Jonglant tour à tour entre les référentiels religieux et politique, moderniste et traditionaliste, le roi y expose sa conception du pouvoir, et revient sur des questions plus que jamais d'actualité: rôles des parlementaires et des agents d'autorité; place du débat et de la consultation dans la politique; responsabilité personnelle et responsabilité collective.
"Vous avez entendu, à l'ouverture, psalmodier ces versets du Saint Coran. C'est moi qui les ai choisis pour qu'il nous soit permis d'entendre cet ordre de Dieu à son apôtre: 'Et consulte-les dans les affaires'", ébauche Hassan II face aux parlementaires.
"Dans un autre verset du livre de Dieu", poursuit le souverain, "le Très Haut dit des croyants: 'Et leurs affaires sont l'objet de leurs débats'. Que Dieu veuille me permettre de faire un humble effort d'interprétation. Les deux versets que je viens de citer n'ont pas la même signification. A mon avis, il y a deux sortes de consultation: la consultation socio-morale et la consultation politique".

→ À faire:
[1] Reprenez le passage du texte sur le discours de Hassan II qui commence par « Jonglant tour à » et s'arrête après « face aux parlementaires. », en remplaçant « parlementaires » par « députés ».
[2] Répondez à ces questions sur le texte consacré au discours de Hassan II :
(a) Qui a choisi les versets psalmodiés à l'ouverture ?
(b) Devant qui Hassan II prend-il la parole ?
(c) Quelles sont les deux sortes de consultation distinguées par le souverain ?
[3] Poursuivez le texte sur le discours de Hassan II à partir de sa dernière phrase.
Les données qui suivent proviennent d'une autre source.

→ Extrait des données:
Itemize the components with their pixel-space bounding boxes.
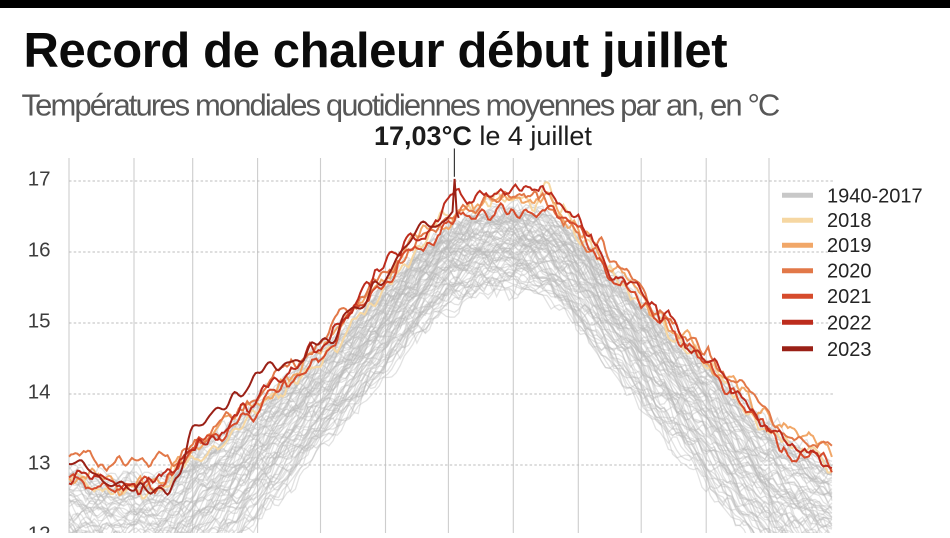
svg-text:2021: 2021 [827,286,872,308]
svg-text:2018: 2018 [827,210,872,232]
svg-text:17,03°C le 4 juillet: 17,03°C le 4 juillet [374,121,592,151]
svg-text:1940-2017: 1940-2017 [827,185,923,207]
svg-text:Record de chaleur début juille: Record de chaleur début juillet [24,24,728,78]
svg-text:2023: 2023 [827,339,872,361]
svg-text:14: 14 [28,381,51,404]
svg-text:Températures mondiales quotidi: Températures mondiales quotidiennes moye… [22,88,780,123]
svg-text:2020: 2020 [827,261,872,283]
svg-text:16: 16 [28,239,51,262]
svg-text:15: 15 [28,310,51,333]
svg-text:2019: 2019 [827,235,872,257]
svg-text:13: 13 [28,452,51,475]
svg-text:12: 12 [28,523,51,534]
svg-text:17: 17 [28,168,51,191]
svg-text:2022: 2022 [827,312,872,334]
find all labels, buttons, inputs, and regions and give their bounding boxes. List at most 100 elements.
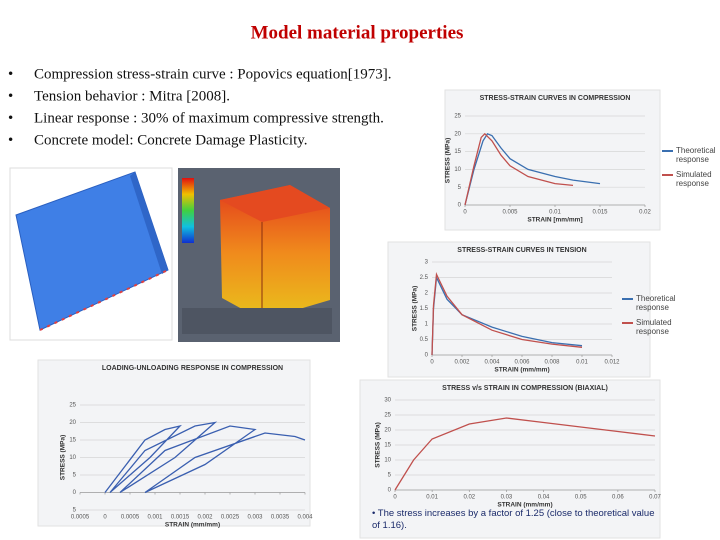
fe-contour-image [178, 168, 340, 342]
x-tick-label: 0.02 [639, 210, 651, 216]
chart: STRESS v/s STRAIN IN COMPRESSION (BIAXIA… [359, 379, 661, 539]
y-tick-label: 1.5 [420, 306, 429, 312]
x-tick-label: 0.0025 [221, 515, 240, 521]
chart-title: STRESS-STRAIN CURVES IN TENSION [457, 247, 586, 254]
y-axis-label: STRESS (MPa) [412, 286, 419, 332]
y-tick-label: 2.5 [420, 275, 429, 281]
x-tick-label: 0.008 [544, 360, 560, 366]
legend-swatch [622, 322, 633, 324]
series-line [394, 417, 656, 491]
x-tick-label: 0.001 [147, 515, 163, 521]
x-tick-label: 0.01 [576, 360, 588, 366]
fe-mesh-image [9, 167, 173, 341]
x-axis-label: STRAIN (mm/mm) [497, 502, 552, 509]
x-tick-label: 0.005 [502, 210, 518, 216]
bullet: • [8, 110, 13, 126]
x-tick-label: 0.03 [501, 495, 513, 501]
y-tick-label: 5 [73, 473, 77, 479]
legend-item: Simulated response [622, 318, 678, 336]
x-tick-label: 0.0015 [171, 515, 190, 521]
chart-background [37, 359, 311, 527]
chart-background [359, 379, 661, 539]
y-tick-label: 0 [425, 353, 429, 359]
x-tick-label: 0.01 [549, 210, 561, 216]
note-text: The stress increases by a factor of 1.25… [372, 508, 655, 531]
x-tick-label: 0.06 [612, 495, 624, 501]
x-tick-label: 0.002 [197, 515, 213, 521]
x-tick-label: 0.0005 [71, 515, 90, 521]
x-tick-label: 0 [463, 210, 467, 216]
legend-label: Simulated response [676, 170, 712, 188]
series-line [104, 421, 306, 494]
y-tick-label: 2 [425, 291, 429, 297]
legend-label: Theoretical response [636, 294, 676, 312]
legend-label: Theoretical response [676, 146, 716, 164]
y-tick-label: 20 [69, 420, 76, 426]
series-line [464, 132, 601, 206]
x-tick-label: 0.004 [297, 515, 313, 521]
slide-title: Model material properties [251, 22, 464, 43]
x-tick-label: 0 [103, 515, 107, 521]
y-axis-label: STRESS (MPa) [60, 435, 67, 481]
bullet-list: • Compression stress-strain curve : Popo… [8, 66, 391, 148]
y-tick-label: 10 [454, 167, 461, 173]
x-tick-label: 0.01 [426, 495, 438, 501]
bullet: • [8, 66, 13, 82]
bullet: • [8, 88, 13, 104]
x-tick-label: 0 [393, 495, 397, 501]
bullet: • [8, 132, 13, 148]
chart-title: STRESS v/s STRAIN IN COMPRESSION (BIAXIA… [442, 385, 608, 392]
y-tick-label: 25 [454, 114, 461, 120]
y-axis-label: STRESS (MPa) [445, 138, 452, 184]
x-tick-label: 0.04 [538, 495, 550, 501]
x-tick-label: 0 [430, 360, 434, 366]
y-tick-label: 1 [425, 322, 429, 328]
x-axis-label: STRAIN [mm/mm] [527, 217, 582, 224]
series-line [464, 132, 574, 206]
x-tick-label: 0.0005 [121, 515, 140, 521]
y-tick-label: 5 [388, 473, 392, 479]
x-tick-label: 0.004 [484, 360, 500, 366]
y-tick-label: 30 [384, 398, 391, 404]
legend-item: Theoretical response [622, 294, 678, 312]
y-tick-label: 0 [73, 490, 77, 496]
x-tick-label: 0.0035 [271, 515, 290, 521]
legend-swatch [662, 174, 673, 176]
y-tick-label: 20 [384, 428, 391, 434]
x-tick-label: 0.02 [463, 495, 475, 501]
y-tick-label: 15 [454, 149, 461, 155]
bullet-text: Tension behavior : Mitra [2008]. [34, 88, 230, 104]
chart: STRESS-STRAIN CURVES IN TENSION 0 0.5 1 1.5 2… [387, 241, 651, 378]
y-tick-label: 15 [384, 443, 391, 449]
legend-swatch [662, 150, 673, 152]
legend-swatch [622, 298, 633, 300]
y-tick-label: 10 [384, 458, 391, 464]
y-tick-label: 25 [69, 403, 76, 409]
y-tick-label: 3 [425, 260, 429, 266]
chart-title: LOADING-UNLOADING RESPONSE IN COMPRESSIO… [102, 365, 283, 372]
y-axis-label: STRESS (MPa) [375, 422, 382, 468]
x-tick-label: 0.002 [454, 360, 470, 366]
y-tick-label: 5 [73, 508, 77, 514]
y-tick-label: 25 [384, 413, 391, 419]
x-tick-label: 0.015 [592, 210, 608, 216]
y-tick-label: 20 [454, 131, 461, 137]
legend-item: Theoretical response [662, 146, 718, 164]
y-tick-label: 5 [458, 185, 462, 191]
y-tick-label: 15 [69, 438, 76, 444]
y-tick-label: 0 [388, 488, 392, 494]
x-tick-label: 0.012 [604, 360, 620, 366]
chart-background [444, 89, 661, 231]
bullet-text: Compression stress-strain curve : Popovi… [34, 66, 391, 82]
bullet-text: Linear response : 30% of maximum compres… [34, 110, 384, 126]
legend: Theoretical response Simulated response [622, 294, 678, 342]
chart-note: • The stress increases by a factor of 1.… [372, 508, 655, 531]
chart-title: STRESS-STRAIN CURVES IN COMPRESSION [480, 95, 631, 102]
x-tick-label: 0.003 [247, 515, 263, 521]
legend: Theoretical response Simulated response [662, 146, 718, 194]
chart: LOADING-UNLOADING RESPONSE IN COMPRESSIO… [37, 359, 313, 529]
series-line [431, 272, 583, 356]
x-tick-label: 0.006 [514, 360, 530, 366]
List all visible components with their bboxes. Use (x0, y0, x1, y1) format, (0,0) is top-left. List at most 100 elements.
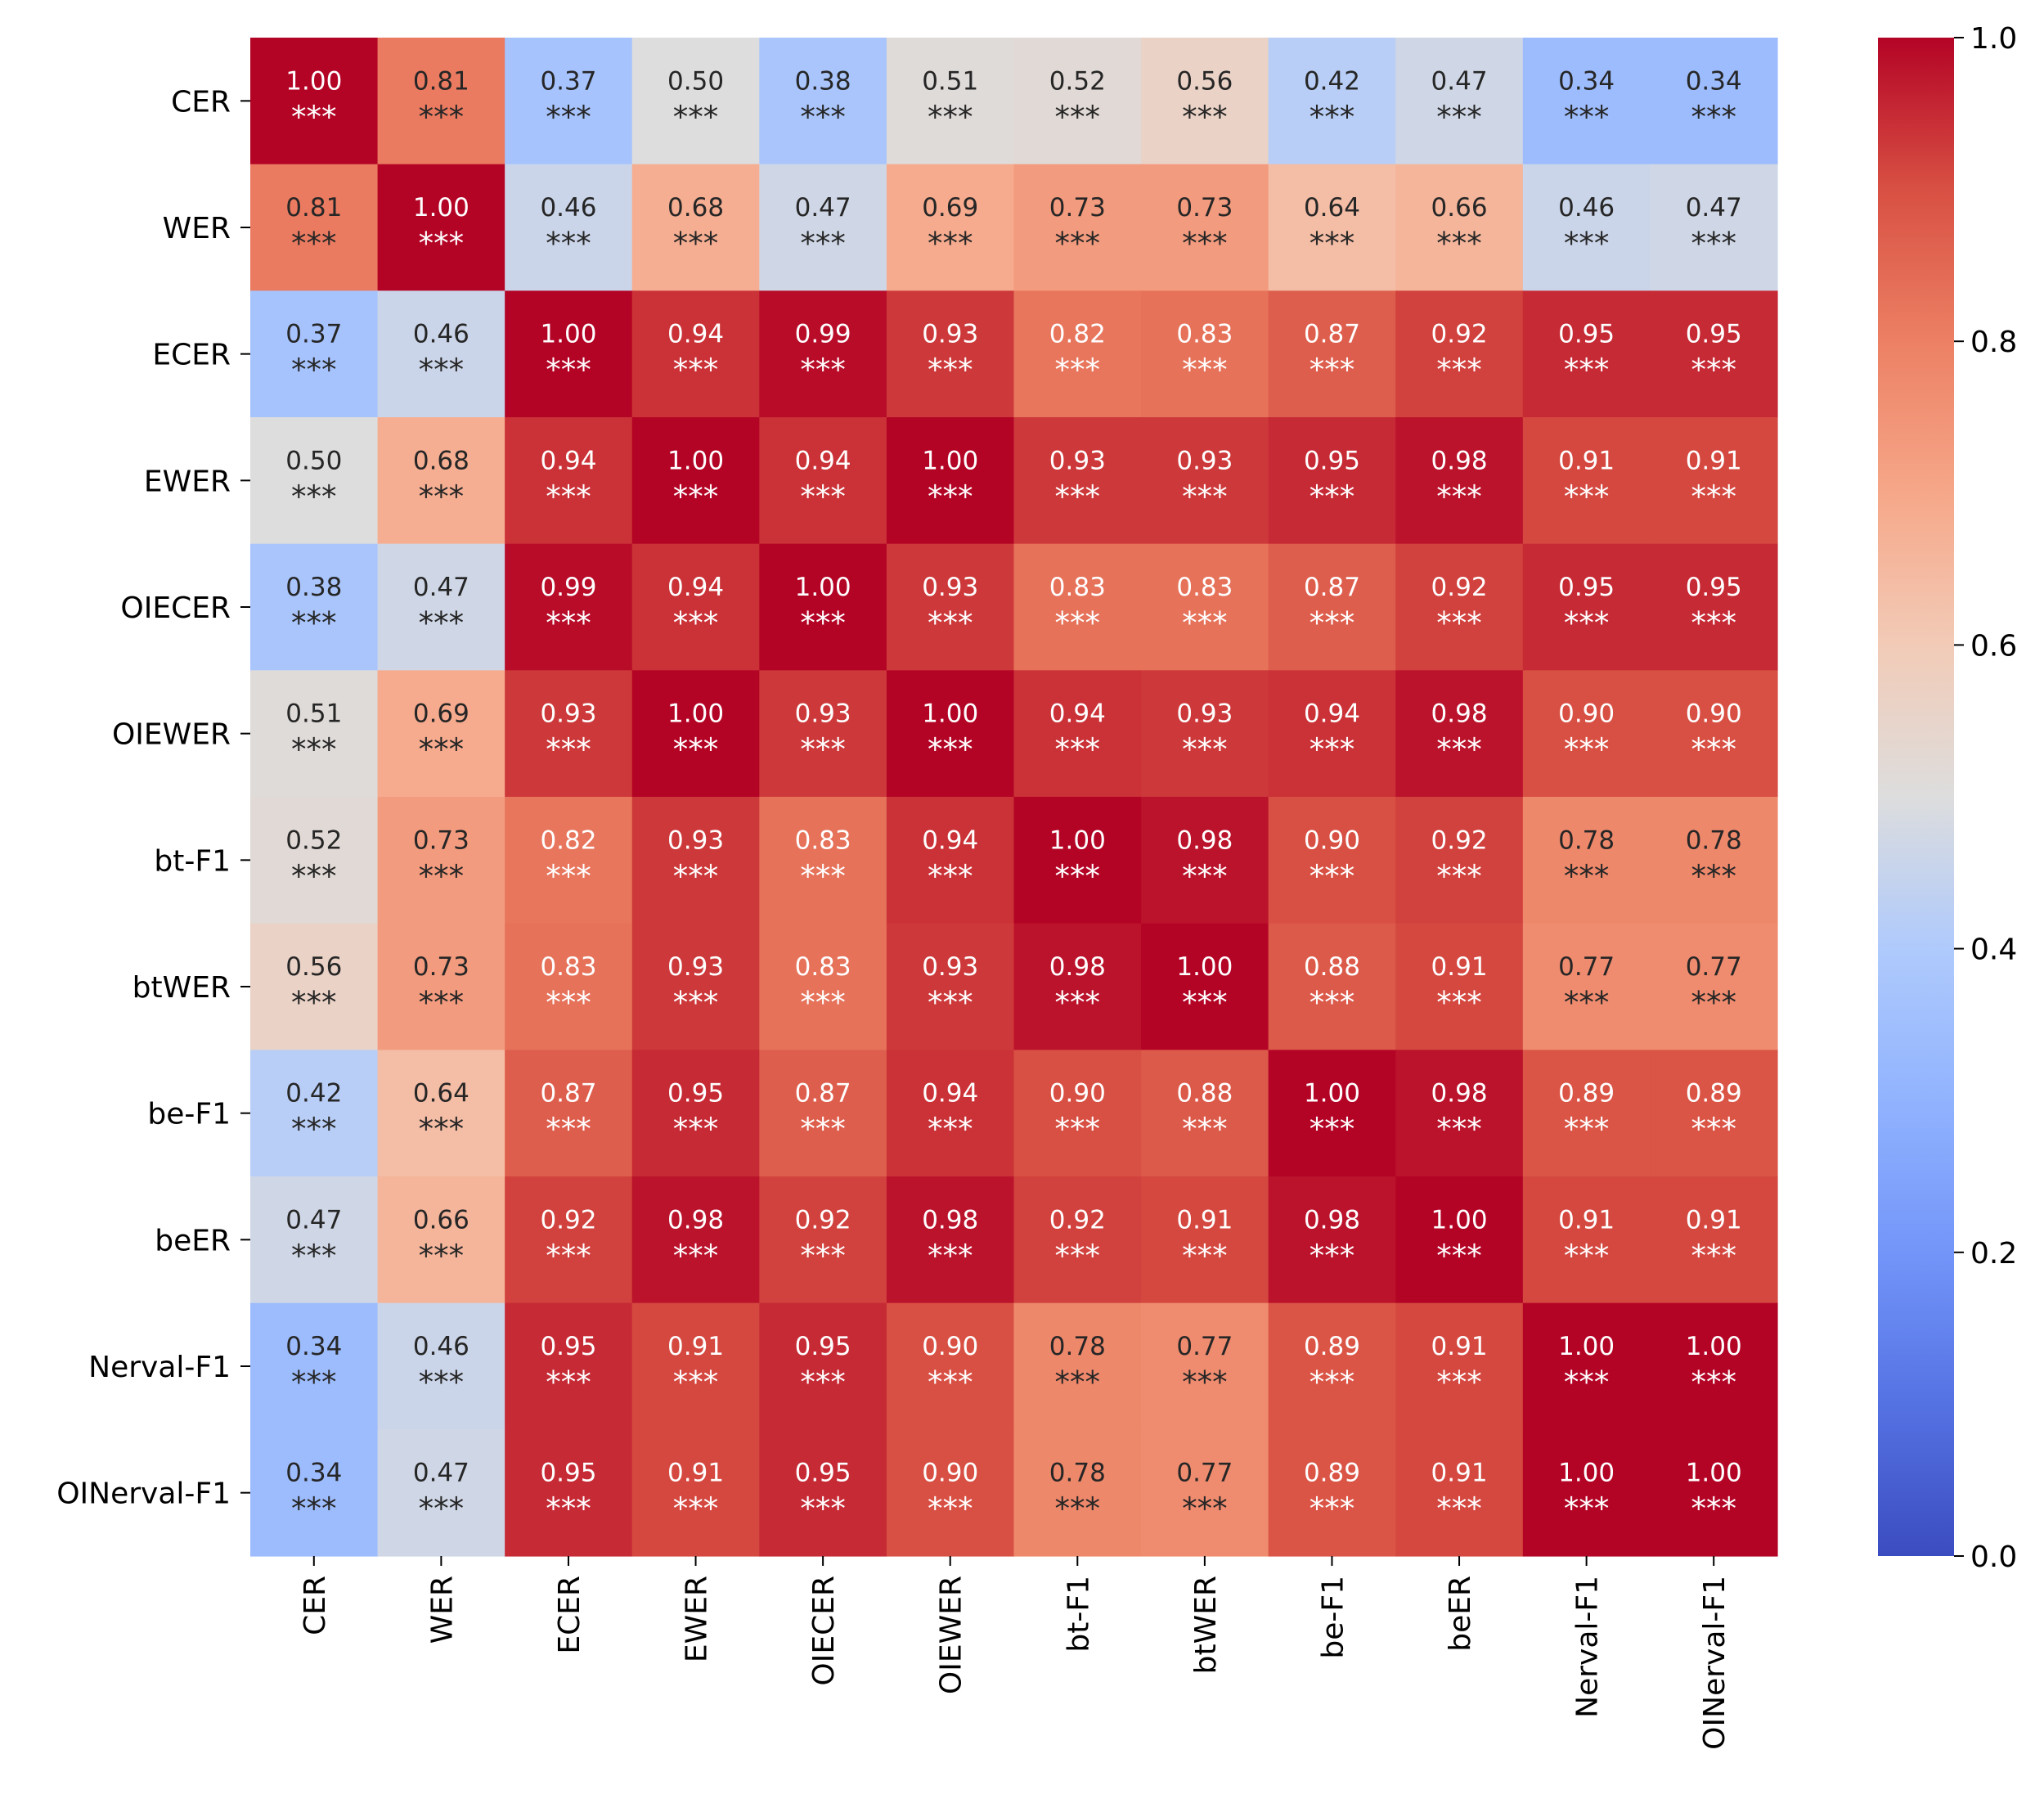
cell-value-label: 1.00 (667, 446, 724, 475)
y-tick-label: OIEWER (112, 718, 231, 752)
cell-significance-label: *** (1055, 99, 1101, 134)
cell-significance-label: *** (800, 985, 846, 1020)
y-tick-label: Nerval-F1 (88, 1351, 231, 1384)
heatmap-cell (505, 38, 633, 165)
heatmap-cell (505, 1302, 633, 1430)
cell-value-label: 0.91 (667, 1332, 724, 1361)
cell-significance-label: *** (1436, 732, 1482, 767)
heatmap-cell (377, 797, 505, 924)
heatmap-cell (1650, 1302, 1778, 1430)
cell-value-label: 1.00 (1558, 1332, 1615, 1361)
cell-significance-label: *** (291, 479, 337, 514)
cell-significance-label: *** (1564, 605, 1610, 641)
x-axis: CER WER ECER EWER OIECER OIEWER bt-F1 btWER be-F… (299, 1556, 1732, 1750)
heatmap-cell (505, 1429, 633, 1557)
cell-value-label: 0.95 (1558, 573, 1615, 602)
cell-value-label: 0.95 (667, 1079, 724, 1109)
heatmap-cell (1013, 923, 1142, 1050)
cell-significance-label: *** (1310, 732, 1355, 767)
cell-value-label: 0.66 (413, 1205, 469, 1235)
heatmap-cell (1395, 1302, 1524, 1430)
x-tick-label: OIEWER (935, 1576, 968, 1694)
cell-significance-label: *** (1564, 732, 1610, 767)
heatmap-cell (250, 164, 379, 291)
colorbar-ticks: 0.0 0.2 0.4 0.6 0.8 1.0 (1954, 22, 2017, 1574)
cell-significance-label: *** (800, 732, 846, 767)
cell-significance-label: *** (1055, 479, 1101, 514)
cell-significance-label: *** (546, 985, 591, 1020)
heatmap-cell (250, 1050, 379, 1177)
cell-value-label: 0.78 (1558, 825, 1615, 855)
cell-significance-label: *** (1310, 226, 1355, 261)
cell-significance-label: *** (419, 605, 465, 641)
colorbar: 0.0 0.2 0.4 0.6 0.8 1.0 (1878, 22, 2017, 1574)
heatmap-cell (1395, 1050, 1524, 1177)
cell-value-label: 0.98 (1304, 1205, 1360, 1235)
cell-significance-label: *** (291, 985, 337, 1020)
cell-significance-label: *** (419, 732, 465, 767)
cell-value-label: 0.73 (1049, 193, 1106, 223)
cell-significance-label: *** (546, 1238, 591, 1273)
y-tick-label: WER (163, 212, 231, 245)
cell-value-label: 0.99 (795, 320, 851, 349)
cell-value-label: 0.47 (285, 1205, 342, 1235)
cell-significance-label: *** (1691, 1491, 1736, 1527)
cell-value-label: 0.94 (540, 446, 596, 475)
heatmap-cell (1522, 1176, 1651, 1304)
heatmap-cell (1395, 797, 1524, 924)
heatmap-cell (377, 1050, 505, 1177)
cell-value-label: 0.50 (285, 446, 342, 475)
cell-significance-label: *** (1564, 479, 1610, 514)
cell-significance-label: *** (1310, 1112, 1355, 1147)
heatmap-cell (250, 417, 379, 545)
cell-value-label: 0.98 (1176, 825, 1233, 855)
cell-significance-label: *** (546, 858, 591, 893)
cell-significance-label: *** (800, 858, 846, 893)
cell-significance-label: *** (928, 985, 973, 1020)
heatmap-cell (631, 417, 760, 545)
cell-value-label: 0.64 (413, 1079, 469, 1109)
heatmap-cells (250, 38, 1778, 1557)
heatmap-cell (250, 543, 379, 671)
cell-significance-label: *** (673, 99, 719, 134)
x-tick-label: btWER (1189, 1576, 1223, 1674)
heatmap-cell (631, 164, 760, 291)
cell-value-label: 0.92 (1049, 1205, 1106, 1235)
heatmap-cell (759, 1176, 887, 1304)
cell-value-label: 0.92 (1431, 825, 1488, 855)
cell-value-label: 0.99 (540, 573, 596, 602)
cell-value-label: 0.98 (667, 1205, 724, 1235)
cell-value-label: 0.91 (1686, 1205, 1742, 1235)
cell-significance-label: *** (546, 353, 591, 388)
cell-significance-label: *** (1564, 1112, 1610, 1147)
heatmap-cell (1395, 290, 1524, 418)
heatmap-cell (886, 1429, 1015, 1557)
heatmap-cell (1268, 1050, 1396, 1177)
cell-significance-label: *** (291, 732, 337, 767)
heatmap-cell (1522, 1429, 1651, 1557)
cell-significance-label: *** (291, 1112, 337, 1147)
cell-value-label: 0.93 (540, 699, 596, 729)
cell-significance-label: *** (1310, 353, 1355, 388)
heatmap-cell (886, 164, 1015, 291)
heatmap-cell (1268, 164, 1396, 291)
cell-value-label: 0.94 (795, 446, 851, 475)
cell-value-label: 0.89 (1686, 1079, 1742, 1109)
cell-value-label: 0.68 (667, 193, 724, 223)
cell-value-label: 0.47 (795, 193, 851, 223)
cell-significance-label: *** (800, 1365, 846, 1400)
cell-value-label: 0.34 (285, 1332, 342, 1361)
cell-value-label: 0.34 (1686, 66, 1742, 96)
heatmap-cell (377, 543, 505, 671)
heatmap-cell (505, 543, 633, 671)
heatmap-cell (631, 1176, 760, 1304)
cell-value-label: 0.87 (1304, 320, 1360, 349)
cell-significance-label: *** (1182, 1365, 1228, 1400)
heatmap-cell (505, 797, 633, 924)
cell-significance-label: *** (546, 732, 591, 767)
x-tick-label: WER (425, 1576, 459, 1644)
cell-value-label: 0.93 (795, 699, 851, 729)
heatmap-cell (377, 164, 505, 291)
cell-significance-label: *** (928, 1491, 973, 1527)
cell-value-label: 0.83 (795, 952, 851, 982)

→ Réponses dans l'ordre:
[1]
Jonglant tour à tour entre les référentiels religieux et politique, moderniste et traditionaliste, le roi y expose sa conception du pouvoir, et revient sur des questions plus que jamais d'actualité: rôles des députés et des agents d'autorité; place du débat et de la consultation dans la politique; responsabilité personnelle et responsabilité collective.
"Vous avez entendu, à l'ouverture, psalmodier ces versets du Saint Coran. C'est moi qui les ai choisis pour qu'il nous soit permis d'entendre cet ordre de Dieu à son apôtre: 'Et consulte-les dans les affaires'", ébauche Hassan II face aux députés.

[2]
(a) Hassan II les a choisis lui-même.
(b) Il prend la parole devant les parlementaires.
(c) Il distingue la consultation socio-morale et la consultation politique.

[3]
Et Hassan II d'entrer dans le vif du sujet: "Quand il est décrété que leurs affaires sont l'objet de leurs débats, il est entendu par affaires, leurs problèmes, les questions qui appellent une commune réflexion que ce soit au niveau local, à l'échelle de la région ou de la ville ou même sur le plan du voisinage. Ils (les croyants) engagent un débat sur ce qui les préoccupe, se consultent, se concertent. Ainsi la responsabilité, initialement circonscrite dans un quartier ou une cité, devient responsabilité collective par la vertu de la "Choura". le verset révélé sous forme d'ordre "Consulte-les" cristallise, traduit la démocratie politique. Telle est ma manière de comprendre les deux versets. Dieu soit à Mon égard indulgent si J'ai commis quelque erreur d'interprétation".
"Les agents d'autorité doivent s'interroger sur les mobiles philosophiques de l'auteur d'une loi"
"Comment ne réussirons nous pas notre vie constitutionnelle et démocratique alors que nous sommes ce peuple musulman éduqué dans la Choura morale et formé à la Choura politique?", se questionne le roi.
"Ainsi qu'il en est de tout autre concept, la démocratie, pour être pleinement vécue, pour réussir, pour se développer, pour être maintenue dans ce pays, doit être une démocratie aussi bien de fond que de forme. Il serait vraiment périlleux que nous nous en tenions à la forme et négligions Ie fond, la philosophie et les objectifs de la démocratie", ajoute le souverain, pour qui "l'esprit démocratique doit animer chacune des composantes de la société marocaine et chaque citoyen qu'il soit représentant, ministre, juge, agent d'autorité".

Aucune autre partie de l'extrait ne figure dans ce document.